## Set task
Reproduce the listing exactly and skip over any pictures.

## Data for the task
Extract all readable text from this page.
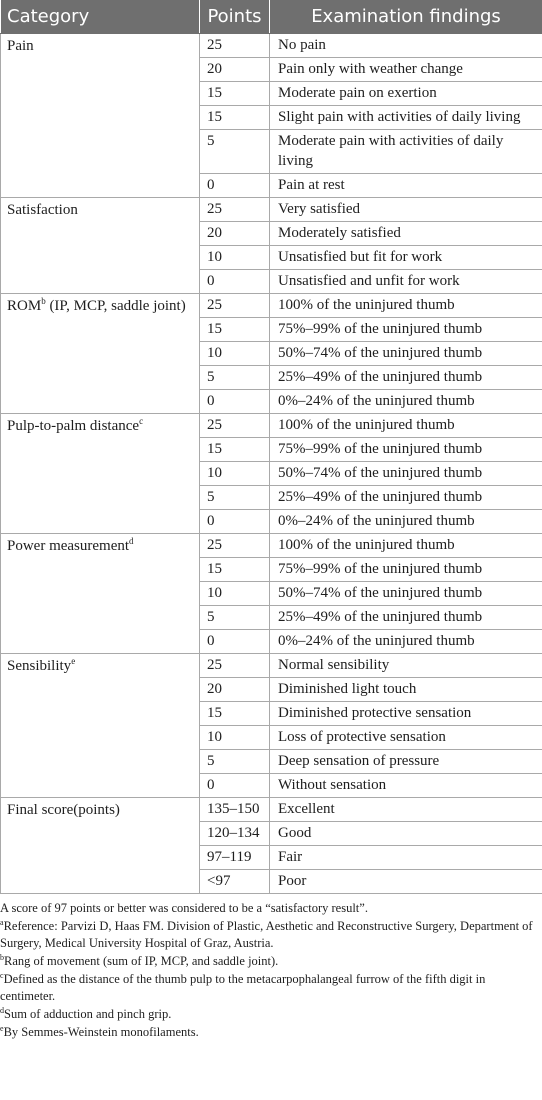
Category	Points	Examination findings
Pain	25	No pain
	20	Pain only with weather change
	15	Moderate pain on exertion
	15	Slight pain with activities of daily living
	5	Moderate pain with activities of daily living
	0	Pain at rest
Satisfaction	25	Very satisfied
	20	Moderately satisfied
	10	Unsatisfied but fit for work
	0	Unsatisfied and unfit for work
ROM$^b$ (IP, MCP, saddle joint)	25	100% of the uninjured thumb
	15	75%–99% of the uninjured thumb
	10	50%–74% of the uninjured thumb
	5	25%–49% of the uninjured thumb
	0	0%–24% of the uninjured thumb
Pulp-to-palm distance$^c$	25	100% of the uninjured thumb
	15	75%–99% of the uninjured thumb
	10	50%–74% of the uninjured thumb
	5	25%–49% of the uninjured thumb
	0	0%–24% of the uninjured thumb
Power measurement$^d$	25	100% of the uninjured thumb
	15	75%–99% of the uninjured thumb
	10	50%–74% of the uninjured thumb
	5	25%–49% of the uninjured thumb
	0	0%–24% of the uninjured thumb
Sensibility$^e$	25	Normal sensibility
	20	Diminished light touch
	15	Diminished protective sensation
	10	Loss of protective sensation
	5	Deep sensation of pressure
	0	Without sensation
Final score(points)	135–150	Excellent
	120–134	Good
	97–119	Fair
	<97	Poor

A score of 97 points or better was considered to be a “satisfactory result”.

$^a$Reference: Parvizi D, Haas FM. Division of Plastic, Aesthetic and Reconstructive Surgery, Department of Surgery, Medical University Hospital of Graz, Austria.

$^b$Rang of movement (sum of IP, MCP, and saddle joint).

$^c$Defined as the distance of the thumb pulp to the metacarpophalangeal furrow of the fifth digit in centimeter.

$^d$Sum of adduction and pinch grip.

$^e$By Semmes-Weinstein monofilaments.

## Reply
Extract all readable text from this page.
Category	Points	Examination findings
Pain	25	No pain
	20	Pain only with weather change
	15	Moderate pain on exertion
	15	Slight pain with activities of daily living
	5	Moderate pain with activities of daily living
	0	Pain at rest
Satisfaction	25	Very satisfied
	20	Moderately satisfied
	10	Unsatisfied but fit for work
	0	Unsatisfied and unfit for work
ROM$^b$ (IP, MCP, saddle joint)	25	100% of the uninjured thumb
	15	75%–99% of the uninjured thumb
	10	50%–74% of the uninjured thumb
	5	25%–49% of the uninjured thumb
	0	0%–24% of the uninjured thumb
Pulp-to-palm distance$^c$	25	100% of the uninjured thumb
	15	75%–99% of the uninjured thumb
	10	50%–74% of the uninjured thumb
	5	25%–49% of the uninjured thumb
	0	0%–24% of the uninjured thumb
Power measurement$^d$	25	100% of the uninjured thumb
	15	75%–99% of the uninjured thumb
	10	50%–74% of the uninjured thumb
	5	25%–49% of the uninjured thumb
	0	0%–24% of the uninjured thumb
Sensibility$^e$	25	Normal sensibility
	20	Diminished light touch
	15	Diminished protective sensation
	10	Loss of protective sensation
	5	Deep sensation of pressure
	0	Without sensation
Final score(points)	135–150	Excellent
	120–134	Good
	97–119	Fair
	<97	Poor

A score of 97 points or better was considered to be a “satisfactory result”.

$^a$Reference: Parvizi D, Haas FM. Division of Plastic, Aesthetic and Reconstructive Surgery, Department of Surgery, Medical University Hospital of Graz, Austria.

$^b$Rang of movement (sum of IP, MCP, and saddle joint).

$^c$Defined as the distance of the thumb pulp to the metacarpophalangeal furrow of the fifth digit in centimeter.

$^d$Sum of adduction and pinch grip.

$^e$By Semmes-Weinstein monofilaments.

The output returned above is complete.